Task description
Restate every line of the material, word for word.

Dataset rows about figures
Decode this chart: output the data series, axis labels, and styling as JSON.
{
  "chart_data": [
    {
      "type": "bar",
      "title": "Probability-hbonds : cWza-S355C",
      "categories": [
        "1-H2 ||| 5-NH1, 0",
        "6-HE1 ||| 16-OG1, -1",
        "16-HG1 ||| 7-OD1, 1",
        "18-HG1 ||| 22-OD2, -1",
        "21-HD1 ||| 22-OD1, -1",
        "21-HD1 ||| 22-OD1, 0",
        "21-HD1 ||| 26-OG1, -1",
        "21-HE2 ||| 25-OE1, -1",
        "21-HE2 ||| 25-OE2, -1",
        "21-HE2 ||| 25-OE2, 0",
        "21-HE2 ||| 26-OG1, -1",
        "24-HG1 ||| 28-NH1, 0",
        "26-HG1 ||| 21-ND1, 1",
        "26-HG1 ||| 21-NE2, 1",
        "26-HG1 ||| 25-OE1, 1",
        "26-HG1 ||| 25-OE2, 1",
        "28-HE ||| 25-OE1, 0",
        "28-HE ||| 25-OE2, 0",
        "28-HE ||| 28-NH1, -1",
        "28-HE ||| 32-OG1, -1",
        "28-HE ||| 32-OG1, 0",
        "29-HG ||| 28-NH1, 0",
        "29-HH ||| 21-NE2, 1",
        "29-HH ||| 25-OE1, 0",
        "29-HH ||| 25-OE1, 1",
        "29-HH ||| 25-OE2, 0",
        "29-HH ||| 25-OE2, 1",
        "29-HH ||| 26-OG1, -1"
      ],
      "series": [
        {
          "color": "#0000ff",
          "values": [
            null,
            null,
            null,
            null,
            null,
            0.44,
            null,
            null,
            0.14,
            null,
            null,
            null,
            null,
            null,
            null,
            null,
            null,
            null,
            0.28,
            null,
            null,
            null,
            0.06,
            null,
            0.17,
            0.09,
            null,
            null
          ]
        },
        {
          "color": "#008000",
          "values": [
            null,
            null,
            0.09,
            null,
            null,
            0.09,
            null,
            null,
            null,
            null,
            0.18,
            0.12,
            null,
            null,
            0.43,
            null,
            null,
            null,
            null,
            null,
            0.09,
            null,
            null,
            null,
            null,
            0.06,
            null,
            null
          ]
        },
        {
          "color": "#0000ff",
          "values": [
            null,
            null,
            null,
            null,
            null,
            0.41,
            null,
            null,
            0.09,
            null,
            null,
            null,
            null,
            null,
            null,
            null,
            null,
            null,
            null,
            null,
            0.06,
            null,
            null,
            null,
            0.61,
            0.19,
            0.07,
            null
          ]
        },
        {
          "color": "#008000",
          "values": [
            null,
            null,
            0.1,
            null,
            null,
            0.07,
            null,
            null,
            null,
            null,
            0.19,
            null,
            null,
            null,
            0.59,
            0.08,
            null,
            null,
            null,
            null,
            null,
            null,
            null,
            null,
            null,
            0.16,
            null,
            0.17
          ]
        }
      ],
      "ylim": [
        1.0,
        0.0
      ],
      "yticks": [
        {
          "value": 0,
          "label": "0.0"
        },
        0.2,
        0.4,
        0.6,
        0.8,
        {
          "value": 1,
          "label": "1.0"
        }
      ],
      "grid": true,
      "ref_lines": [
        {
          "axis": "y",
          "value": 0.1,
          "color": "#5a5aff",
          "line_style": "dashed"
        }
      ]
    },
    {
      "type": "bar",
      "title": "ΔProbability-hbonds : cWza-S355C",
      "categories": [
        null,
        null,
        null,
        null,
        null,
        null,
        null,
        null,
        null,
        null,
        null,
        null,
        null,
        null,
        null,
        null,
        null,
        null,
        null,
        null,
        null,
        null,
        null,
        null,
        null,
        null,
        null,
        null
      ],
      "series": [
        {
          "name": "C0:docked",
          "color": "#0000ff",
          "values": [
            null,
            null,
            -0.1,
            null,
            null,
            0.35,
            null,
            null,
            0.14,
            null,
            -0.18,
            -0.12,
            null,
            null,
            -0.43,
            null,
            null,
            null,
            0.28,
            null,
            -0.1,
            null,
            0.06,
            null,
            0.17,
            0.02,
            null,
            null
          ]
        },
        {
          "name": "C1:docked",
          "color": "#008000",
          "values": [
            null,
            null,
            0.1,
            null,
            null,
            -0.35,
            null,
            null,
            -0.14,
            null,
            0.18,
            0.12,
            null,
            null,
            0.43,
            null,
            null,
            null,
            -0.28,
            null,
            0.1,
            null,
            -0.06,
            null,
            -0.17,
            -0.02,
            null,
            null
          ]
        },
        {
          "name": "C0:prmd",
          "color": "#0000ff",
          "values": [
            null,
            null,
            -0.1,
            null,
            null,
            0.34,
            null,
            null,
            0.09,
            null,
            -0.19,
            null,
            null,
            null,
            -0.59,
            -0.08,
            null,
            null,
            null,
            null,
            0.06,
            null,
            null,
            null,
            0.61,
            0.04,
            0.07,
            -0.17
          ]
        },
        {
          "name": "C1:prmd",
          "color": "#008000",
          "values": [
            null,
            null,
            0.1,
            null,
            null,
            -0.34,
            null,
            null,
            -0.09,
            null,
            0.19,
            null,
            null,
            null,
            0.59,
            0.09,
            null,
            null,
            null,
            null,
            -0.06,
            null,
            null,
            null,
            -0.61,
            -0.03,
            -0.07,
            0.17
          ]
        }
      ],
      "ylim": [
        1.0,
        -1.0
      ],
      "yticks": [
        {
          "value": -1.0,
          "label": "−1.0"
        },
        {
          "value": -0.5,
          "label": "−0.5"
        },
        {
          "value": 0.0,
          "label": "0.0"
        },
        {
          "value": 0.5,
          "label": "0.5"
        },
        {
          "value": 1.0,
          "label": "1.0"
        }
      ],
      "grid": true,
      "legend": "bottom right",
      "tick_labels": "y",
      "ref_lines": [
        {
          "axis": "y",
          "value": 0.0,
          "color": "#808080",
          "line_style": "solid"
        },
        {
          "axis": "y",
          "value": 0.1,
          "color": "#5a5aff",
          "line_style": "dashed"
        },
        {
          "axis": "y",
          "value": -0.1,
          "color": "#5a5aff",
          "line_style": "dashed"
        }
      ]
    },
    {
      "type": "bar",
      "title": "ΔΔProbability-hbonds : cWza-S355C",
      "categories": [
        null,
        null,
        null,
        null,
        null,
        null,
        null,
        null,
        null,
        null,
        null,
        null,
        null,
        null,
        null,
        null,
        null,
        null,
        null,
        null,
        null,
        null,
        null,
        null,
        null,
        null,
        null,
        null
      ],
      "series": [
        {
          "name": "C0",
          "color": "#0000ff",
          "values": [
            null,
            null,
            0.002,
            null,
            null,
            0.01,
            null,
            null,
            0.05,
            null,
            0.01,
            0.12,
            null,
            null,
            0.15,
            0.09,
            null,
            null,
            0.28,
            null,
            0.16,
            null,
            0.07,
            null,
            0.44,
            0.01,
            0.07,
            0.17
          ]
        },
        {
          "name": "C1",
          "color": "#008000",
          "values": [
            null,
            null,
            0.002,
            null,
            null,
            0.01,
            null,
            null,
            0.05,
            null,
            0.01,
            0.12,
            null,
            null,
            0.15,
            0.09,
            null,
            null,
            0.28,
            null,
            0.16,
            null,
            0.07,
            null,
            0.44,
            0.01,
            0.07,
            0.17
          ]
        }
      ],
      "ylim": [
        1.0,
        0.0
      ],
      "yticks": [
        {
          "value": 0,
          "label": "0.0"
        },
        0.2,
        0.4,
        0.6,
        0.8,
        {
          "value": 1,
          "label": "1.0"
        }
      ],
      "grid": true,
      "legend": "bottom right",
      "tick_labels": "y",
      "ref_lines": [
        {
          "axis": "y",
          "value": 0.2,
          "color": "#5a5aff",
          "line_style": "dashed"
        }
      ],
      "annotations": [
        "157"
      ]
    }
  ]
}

The response
Decode this chart: output the data series, axis labels, and styling as JSON.
{
  "chart_data": [
    {
      "type": "bar",
      "title": "Probability-hbonds : cWza-S355C",
      "categories": [
        "1-H2 ||| 5-NH1, 0",
        "6-HE1 ||| 16-OG1, -1",
        "16-HG1 ||| 7-OD1, 1",
        "18-HG1 ||| 22-OD2, -1",
        "21-HD1 ||| 22-OD1, -1",
        "21-HD1 ||| 22-OD1, 0",
        "21-HD1 ||| 26-OG1, -1",
        "21-HE2 ||| 25-OE1, -1",
        "21-HE2 ||| 25-OE2, -1",
        "21-HE2 ||| 25-OE2, 0",
        "21-HE2 ||| 26-OG1, -1",
        "24-HG1 ||| 28-NH1, 0",
        "26-HG1 ||| 21-ND1, 1",
        "26-HG1 ||| 21-NE2, 1",
        "26-HG1 ||| 25-OE1, 1",
        "26-HG1 ||| 25-OE2, 1",
        "28-HE ||| 25-OE1, 0",
        "28-HE ||| 25-OE2, 0",
        "28-HE ||| 28-NH1, -1",
        "28-HE ||| 32-OG1, -1",
        "28-HE ||| 32-OG1, 0",
        "29-HG ||| 28-NH1, 0",
        "29-HH ||| 21-NE2, 1",
        "29-HH ||| 25-OE1, 0",
        "29-HH ||| 25-OE1, 1",
        "29-HH ||| 25-OE2, 0",
        "29-HH ||| 25-OE2, 1",
        "29-HH ||| 26-OG1, -1"
      ],
      "series": [
        {
          "color": "#0000ff",
          "values": [
            null,
            null,
            null,
            null,
            null,
            0.44,
            null,
            null,
            0.14,
            null,
            null,
            null,
            null,
            null,
            null,
            null,
            null,
            null,
            0.28,
            null,
            null,
            null,
            0.06,
            null,
            0.17,
            0.09,
            null,
            null
          ]
        },
        {
          "color": "#008000",
          "values": [
            null,
            null,
            0.09,
            null,
            null,
            0.09,
            null,
            null,
            null,
            null,
            0.18,
            0.12,
            null,
            null,
            0.43,
            null,
            null,
            null,
            null,
            null,
            0.09,
            null,
            null,
            null,
            null,
            0.06,
            null,
            null
          ]
        },
        {
          "color": "#0000ff",
          "values": [
            null,
            null,
            null,
            null,
            null,
            0.41,
            null,
            null,
            0.09,
            null,
            null,
            null,
            null,
            null,
            null,
            null,
            null,
            null,
            null,
            null,
            0.06,
            null,
            null,
            null,
            0.61,
            0.19,
            0.07,
            null
          ]
        },
        {
          "color": "#008000",
          "values": [
            null,
            null,
            0.1,
            null,
            null,
            0.07,
            null,
            null,
            null,
            null,
            0.19,
            null,
            null,
            null,
            0.59,
            0.08,
            null,
            null,
            null,
            null,
            null,
            null,
            null,
            null,
            null,
            0.16,
            null,
            0.17
          ]
        }
      ],
      "ylim": [
        1.0,
        0.0
      ],
      "yticks": [
        {
          "value": 0,
          "label": "0.0"
        },
        0.2,
        0.4,
        0.6,
        0.8,
        {
          "value": 1,
          "label": "1.0"
        }
      ],
      "grid": true,
      "ref_lines": [
        {
          "axis": "y",
          "value": 0.1,
          "color": "#5a5aff",
          "line_style": "dashed"
        }
      ]
    },
    {
      "type": "bar",
      "title": "ΔProbability-hbonds : cWza-S355C",
      "categories": [
        null,
        null,
        null,
        null,
        null,
        null,
        null,
        null,
        null,
        null,
        null,
        null,
        null,
        null,
        null,
        null,
        null,
        null,
        null,
        null,
        null,
        null,
        null,
        null,
        null,
        null,
        null,
        null
      ],
      "series": [
        {
          "name": "C0:docked",
          "color": "#0000ff",
          "values": [
            null,
            null,
            -0.1,
            null,
            null,
            0.35,
            null,
            null,
            0.14,
            null,
            -0.18,
            -0.12,
            null,
            null,
            -0.43,
            null,
            null,
            null,
            0.28,
            null,
            -0.1,
            null,
            0.06,
            null,
            0.17,
            0.02,
            null,
            null
          ]
        },
        {
          "name": "C1:docked",
          "color": "#008000",
          "values": [
            null,
            null,
            0.1,
            null,
            null,
            -0.35,
            null,
            null,
            -0.14,
            null,
            0.18,
            0.12,
            null,
            null,
            0.43,
            null,
            null,
            null,
            -0.28,
            null,
            0.1,
            null,
            -0.06,
            null,
            -0.17,
            -0.02,
            null,
            null
          ]
        },
        {
          "name": "C0:prmd",
          "color": "#0000ff",
          "values": [
            null,
            null,
            -0.1,
            null,
            null,
            0.34,
            null,
            null,
            0.09,
            null,
            -0.19,
            null,
            null,
            null,
            -0.59,
            -0.08,
            null,
            null,
            null,
            null,
            0.06,
            null,
            null,
            null,
            0.61,
            0.04,
            0.07,
            -0.17
          ]
        },
        {
          "name": "C1:prmd",
          "color": "#008000",
          "values": [
            null,
            null,
            0.1,
            null,
            null,
            -0.34,
            null,
            null,
            -0.09,
            null,
            0.19,
            null,
            null,
            null,
            0.59,
            0.09,
            null,
            null,
            null,
            null,
            -0.06,
            null,
            null,
            null,
            -0.61,
            -0.03,
            -0.07,
            0.17
          ]
        }
      ],
      "ylim": [
        1.0,
        -1.0
      ],
      "yticks": [
        {
          "value": -1.0,
          "label": "−1.0"
        },
        {
          "value": -0.5,
          "label": "−0.5"
        },
        {
          "value": 0.0,
          "label": "0.0"
        },
        {
          "value": 0.5,
          "label": "0.5"
        },
        {
          "value": 1.0,
          "label": "1.0"
        }
      ],
      "grid": true,
      "legend": "bottom right",
      "tick_labels": "y",
      "ref_lines": [
        {
          "axis": "y",
          "value": 0.0,
          "color": "#808080",
          "line_style": "solid"
        },
        {
          "axis": "y",
          "value": 0.1,
          "color": "#5a5aff",
          "line_style": "dashed"
        },
        {
          "axis": "y",
          "value": -0.1,
          "color": "#5a5aff",
          "line_style": "dashed"
        }
      ]
    },
    {
      "type": "bar",
      "title": "ΔΔProbability-hbonds : cWza-S355C",
      "categories": [
        null,
        null,
        null,
        null,
        null,
        null,
        null,
        null,
        null,
        null,
        null,
        null,
        null,
        null,
        null,
        null,
        null,
        null,
        null,
        null,
        null,
        null,
        null,
        null,
        null,
        null,
        null,
        null
      ],
      "series": [
        {
          "name": "C0",
          "color": "#0000ff",
          "values": [
            null,
            null,
            0.002,
            null,
            null,
            0.01,
            null,
            null,
            0.05,
            null,
            0.01,
            0.12,
            null,
            null,
            0.15,
            0.09,
            null,
            null,
            0.28,
            null,
            0.16,
            null,
            0.07,
            null,
            0.44,
            0.01,
            0.07,
            0.17
          ]
        },
        {
          "name": "C1",
          "color": "#008000",
          "values": [
            null,
            null,
            0.002,
            null,
            null,
            0.01,
            null,
            null,
            0.05,
            null,
            0.01,
            0.12,
            null,
            null,
            0.15,
            0.09,
            null,
            null,
            0.28,
            null,
            0.16,
            null,
            0.07,
            null,
            0.44,
            0.01,
            0.07,
            0.17
          ]
        }
      ],
      "ylim": [
        1.0,
        0.0
      ],
      "yticks": [
        {
          "value": 0,
          "label": "0.0"
        },
        0.2,
        0.4,
        0.6,
        0.8,
        {
          "value": 1,
          "label": "1.0"
        }
      ],
      "grid": true,
      "legend": "bottom right",
      "tick_labels": "y",
      "ref_lines": [
        {
          "axis": "y",
          "value": 0.2,
          "color": "#5a5aff",
          "line_style": "dashed"
        }
      ],
      "annotations": [
        "157"
      ]
    }
  ]
}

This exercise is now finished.